:: EXERCISE DIRECTIONS ::
Print every entry word for word, but omit the pictures.

Extracted data entries:

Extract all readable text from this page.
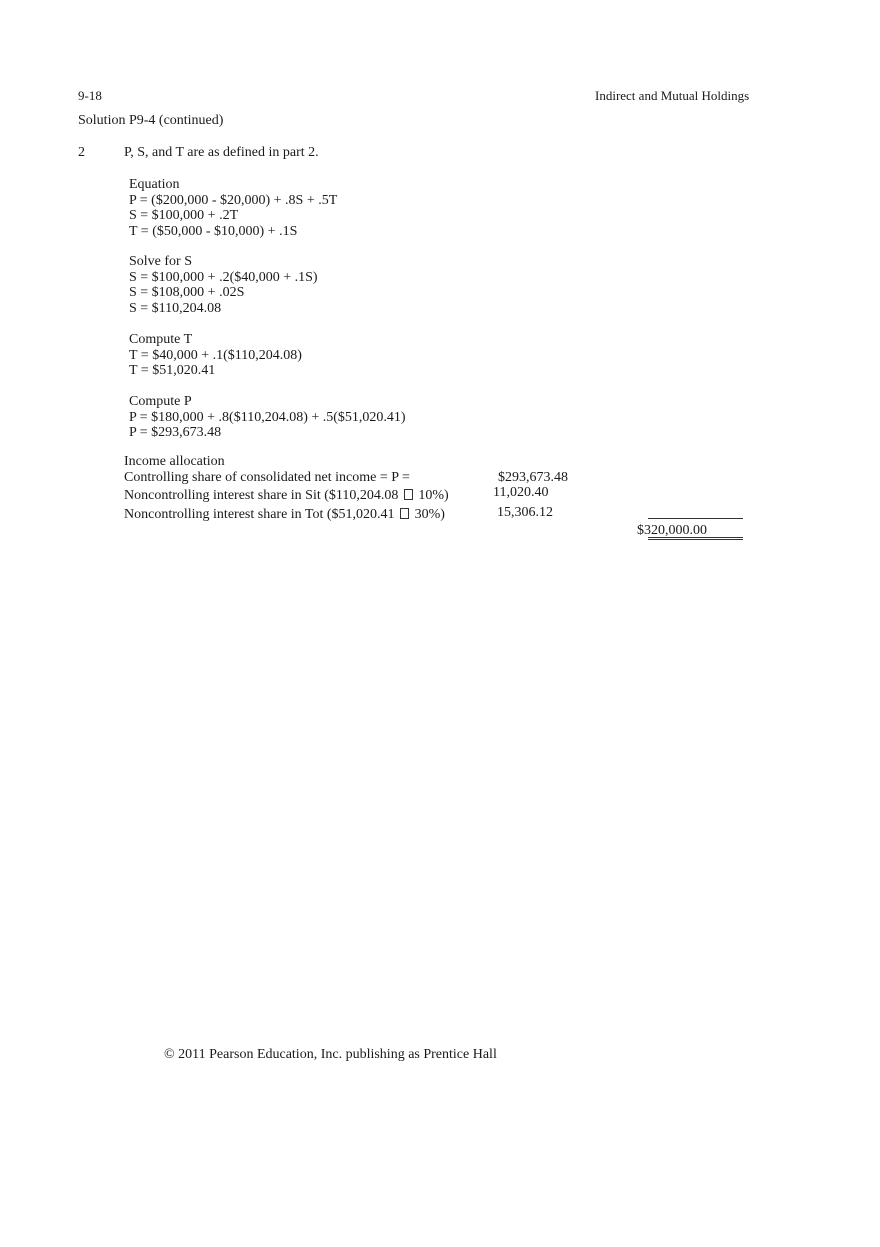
9-18	Indirect and Mutual Holdings
Solution P9-4 (continued)
2	P, S, and T are as defined in part 2.
Equation
P = ($200,000 - $20,000) + .8S + .5T
S = $100,000 + .2T
T = ($50,000 - $10,000) + .1S
Solve for S
S = $100,000 + .2($40,000 + .1S)
S = $108,000 + .02S
S = $110,204.08
Compute T
T = $40,000 + .1($110,204.08)
T = $51,020.41
Compute P
P = $180,000 + .8($110,204.08) + .5($51,020.41)
P = $293,673.48
Income allocation
Controlling share of consolidated net income = P =	$293,673.48
Noncontrolling interest share in Sit ($110,204.08  10%)	11,020.40
Noncontrolling interest share in Tot ($51,020.41  30%)	15,306.12
$320,000.00
© 2011 Pearson Education, Inc. publishing as Prentice Hall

:: WRITTEN SOLUTION ::
Extract all readable text from this page.
9-18	Indirect and Mutual Holdings
Solution P9-4 (continued)
2	P, S, and T are as defined in part 2.
Equation
P = ($200,000 - $20,000) + .8S + .5T
S = $100,000 + .2T
T = ($50,000 - $10,000) + .1S
Solve for S
S = $100,000 + .2($40,000 + .1S)
S = $108,000 + .02S
S = $110,204.08
Compute T
T = $40,000 + .1($110,204.08)
T = $51,020.41
Compute P
P = $180,000 + .8($110,204.08) + .5($51,020.41)
P = $293,673.48
Income allocation
Controlling share of consolidated net income = P =	$293,673.48
Noncontrolling interest share in Sit ($110,204.08  10%)	11,020.40
Noncontrolling interest share in Tot ($51,020.41  30%)	15,306.12
$320,000.00
© 2011 Pearson Education, Inc. publishing as Prentice Hall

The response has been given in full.